* TASK TO COMPLETE: Leave out the pictures and copy the remaining records exactly.
***** DATA SHOWN *****
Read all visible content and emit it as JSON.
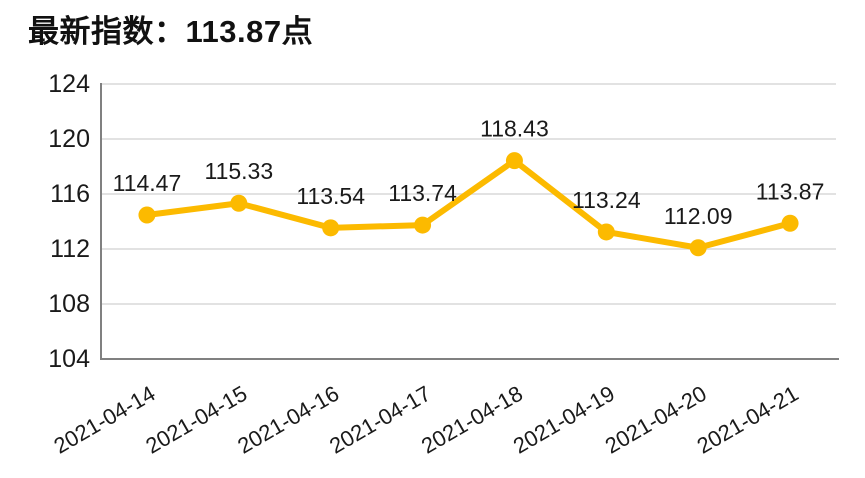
{
  "header": {
    "title": "最新指数：113.87点"
  },
  "chart_data": {
    "type": "line",
    "title": "最新指数：113.87点",
    "xlabel": "",
    "ylabel": "",
    "x": [
      "2021-04-14",
      "2021-04-15",
      "2021-04-16",
      "2021-04-17",
      "2021-04-18",
      "2021-04-19",
      "2021-04-20",
      "2021-04-21"
    ],
    "values": [
      114.47,
      115.33,
      113.54,
      113.74,
      118.43,
      113.24,
      112.09,
      113.87
    ],
    "point_labels": [
      "114.47",
      "115.33",
      "113.54",
      "113.74",
      "118.43",
      "113.24",
      "112.09",
      "113.87"
    ],
    "ylim": [
      104,
      124
    ],
    "yticks": [
      104,
      108,
      112,
      116,
      120,
      124
    ],
    "grid": "horizontal",
    "legend": "none",
    "marker": "circle",
    "x_label_rotation_deg": -30,
    "colors": {
      "line": "#FCBA00",
      "marker": "#FCBA00",
      "grid": "#D9D9D9",
      "axis": "#808080",
      "text": "#1A1A1A",
      "title": "#111111",
      "background": "#FFFFFF"
    }
  }
}
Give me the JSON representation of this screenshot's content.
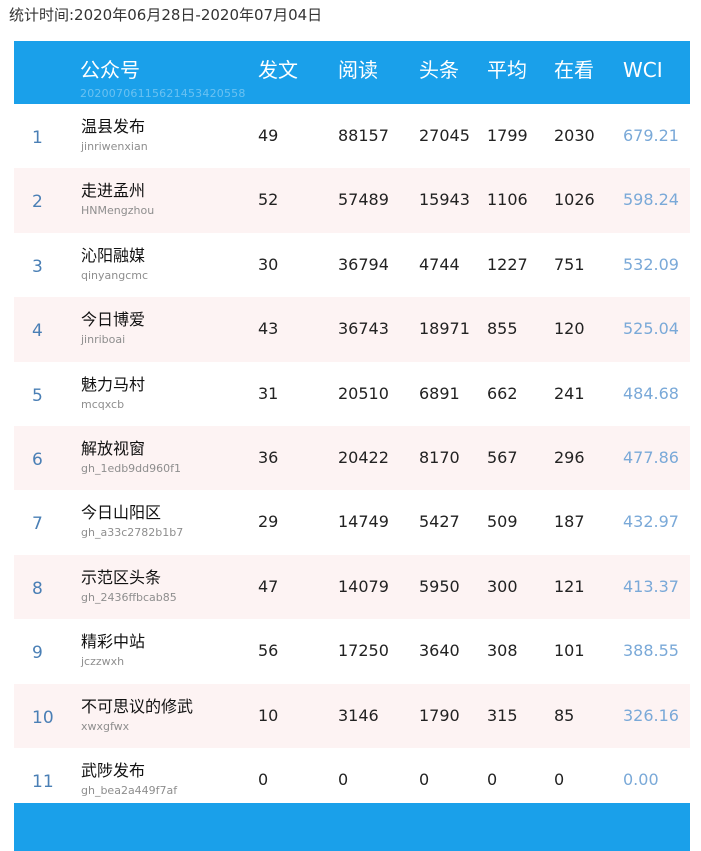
{
  "period_label": "统计时间:2020年06月28日-2020年07月04日",
  "header": {
    "account": "公众号",
    "posts": "发文",
    "reads": "阅读",
    "headline": "头条",
    "average": "平均",
    "looking": "在看",
    "wci": "WCI",
    "watermark": "20200706115621453420558"
  },
  "rows": [
    {
      "rank": "1",
      "name": "温县发布",
      "id": "jinriwenxian",
      "posts": "49",
      "reads": "88157",
      "headline": "27045",
      "average": "1799",
      "looking": "2030",
      "wci": "679.21"
    },
    {
      "rank": "2",
      "name": "走进孟州",
      "id": "HNMengzhou",
      "posts": "52",
      "reads": "57489",
      "headline": "15943",
      "average": "1106",
      "looking": "1026",
      "wci": "598.24"
    },
    {
      "rank": "3",
      "name": "沁阳融媒",
      "id": "qinyangcmc",
      "posts": "30",
      "reads": "36794",
      "headline": "4744",
      "average": "1227",
      "looking": "751",
      "wci": "532.09"
    },
    {
      "rank": "4",
      "name": "今日博爱",
      "id": "jinriboai",
      "posts": "43",
      "reads": "36743",
      "headline": "18971",
      "average": "855",
      "looking": "120",
      "wci": "525.04"
    },
    {
      "rank": "5",
      "name": "魅力马村",
      "id": "mcqxcb",
      "posts": "31",
      "reads": "20510",
      "headline": "6891",
      "average": "662",
      "looking": "241",
      "wci": "484.68"
    },
    {
      "rank": "6",
      "name": "解放视窗",
      "id": "gh_1edb9dd960f1",
      "posts": "36",
      "reads": "20422",
      "headline": "8170",
      "average": "567",
      "looking": "296",
      "wci": "477.86"
    },
    {
      "rank": "7",
      "name": "今日山阳区",
      "id": "gh_a33c2782b1b7",
      "posts": "29",
      "reads": "14749",
      "headline": "5427",
      "average": "509",
      "looking": "187",
      "wci": "432.97"
    },
    {
      "rank": "8",
      "name": "示范区头条",
      "id": "gh_2436ffbcab85",
      "posts": "47",
      "reads": "14079",
      "headline": "5950",
      "average": "300",
      "looking": "121",
      "wci": "413.37"
    },
    {
      "rank": "9",
      "name": "精彩中站",
      "id": "jczzwxh",
      "posts": "56",
      "reads": "17250",
      "headline": "3640",
      "average": "308",
      "looking": "101",
      "wci": "388.55"
    },
    {
      "rank": "10",
      "name": "不可思议的修武",
      "id": "xwxgfwx",
      "posts": "10",
      "reads": "3146",
      "headline": "1790",
      "average": "315",
      "looking": "85",
      "wci": "326.16"
    },
    {
      "rank": "11",
      "name": "武陟发布",
      "id": "gh_bea2a449f7af",
      "posts": "0",
      "reads": "0",
      "headline": "0",
      "average": "0",
      "looking": "0",
      "wci": "0.00"
    }
  ],
  "colors": {
    "header_bg": "#1aa0ea",
    "row_alt_bg": "#fdf3f3",
    "rank_color": "#4a7fb5",
    "wci_color": "#7aa9d8"
  }
}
*****
* ANSWER TO THE EXERCISE:
Read all visible content and emit it as JSON.
{
  "header": {
    "title": "最新指数：113.87点"
  },
  "chart_data": {
    "type": "line",
    "title": "最新指数：113.87点",
    "xlabel": "",
    "ylabel": "",
    "x": [
      "2021-04-14",
      "2021-04-15",
      "2021-04-16",
      "2021-04-17",
      "2021-04-18",
      "2021-04-19",
      "2021-04-20",
      "2021-04-21"
    ],
    "values": [
      114.47,
      115.33,
      113.54,
      113.74,
      118.43,
      113.24,
      112.09,
      113.87
    ],
    "point_labels": [
      "114.47",
      "115.33",
      "113.54",
      "113.74",
      "118.43",
      "113.24",
      "112.09",
      "113.87"
    ],
    "ylim": [
      104,
      124
    ],
    "yticks": [
      104,
      108,
      112,
      116,
      120,
      124
    ],
    "grid": "horizontal",
    "legend": "none",
    "marker": "circle",
    "x_label_rotation_deg": -30,
    "colors": {
      "line": "#FCBA00",
      "marker": "#FCBA00",
      "grid": "#D9D9D9",
      "axis": "#808080",
      "text": "#1A1A1A",
      "title": "#111111",
      "background": "#FFFFFF"
    }
  }
}
Give me the JSON representation of this screenshot's content.
{
  "period_label": "统计时间:2020年06月28日-2020年07月04日",
  "header": {
    "account": "公众号",
    "posts": "发文",
    "reads": "阅读",
    "headline": "头条",
    "average": "平均",
    "looking": "在看",
    "wci": "WCI",
    "watermark": "20200706115621453420558"
  },
  "rows": [
    {
      "rank": "1",
      "name": "温县发布",
      "id": "jinriwenxian",
      "posts": "49",
      "reads": "88157",
      "headline": "27045",
      "average": "1799",
      "looking": "2030",
      "wci": "679.21"
    },
    {
      "rank": "2",
      "name": "走进孟州",
      "id": "HNMengzhou",
      "posts": "52",
      "reads": "57489",
      "headline": "15943",
      "average": "1106",
      "looking": "1026",
      "wci": "598.24"
    },
    {
      "rank": "3",
      "name": "沁阳融媒",
      "id": "qinyangcmc",
      "posts": "30",
      "reads": "36794",
      "headline": "4744",
      "average": "1227",
      "looking": "751",
      "wci": "532.09"
    },
    {
      "rank": "4",
      "name": "今日博爱",
      "id": "jinriboai",
      "posts": "43",
      "reads": "36743",
      "headline": "18971",
      "average": "855",
      "looking": "120",
      "wci": "525.04"
    },
    {
      "rank": "5",
      "name": "魅力马村",
      "id": "mcqxcb",
      "posts": "31",
      "reads": "20510",
      "headline": "6891",
      "average": "662",
      "looking": "241",
      "wci": "484.68"
    },
    {
      "rank": "6",
      "name": "解放视窗",
      "id": "gh_1edb9dd960f1",
      "posts": "36",
      "reads": "20422",
      "headline": "8170",
      "average": "567",
      "looking": "296",
      "wci": "477.86"
    },
    {
      "rank": "7",
      "name": "今日山阳区",
      "id": "gh_a33c2782b1b7",
      "posts": "29",
      "reads": "14749",
      "headline": "5427",
      "average": "509",
      "looking": "187",
      "wci": "432.97"
    },
    {
      "rank": "8",
      "name": "示范区头条",
      "id": "gh_2436ffbcab85",
      "posts": "47",
      "reads": "14079",
      "headline": "5950",
      "average": "300",
      "looking": "121",
      "wci": "413.37"
    },
    {
      "rank": "9",
      "name": "精彩中站",
      "id": "jczzwxh",
      "posts": "56",
      "reads": "17250",
      "headline": "3640",
      "average": "308",
      "looking": "101",
      "wci": "388.55"
    },
    {
      "rank": "10",
      "name": "不可思议的修武",
      "id": "xwxgfwx",
      "posts": "10",
      "reads": "3146",
      "headline": "1790",
      "average": "315",
      "looking": "85",
      "wci": "326.16"
    },
    {
      "rank": "11",
      "name": "武陟发布",
      "id": "gh_bea2a449f7af",
      "posts": "0",
      "reads": "0",
      "headline": "0",
      "average": "0",
      "looking": "0",
      "wci": "0.00"
    }
  ],
  "colors": {
    "header_bg": "#1aa0ea",
    "row_alt_bg": "#fdf3f3",
    "rank_color": "#4a7fb5",
    "wci_color": "#7aa9d8"
  }
}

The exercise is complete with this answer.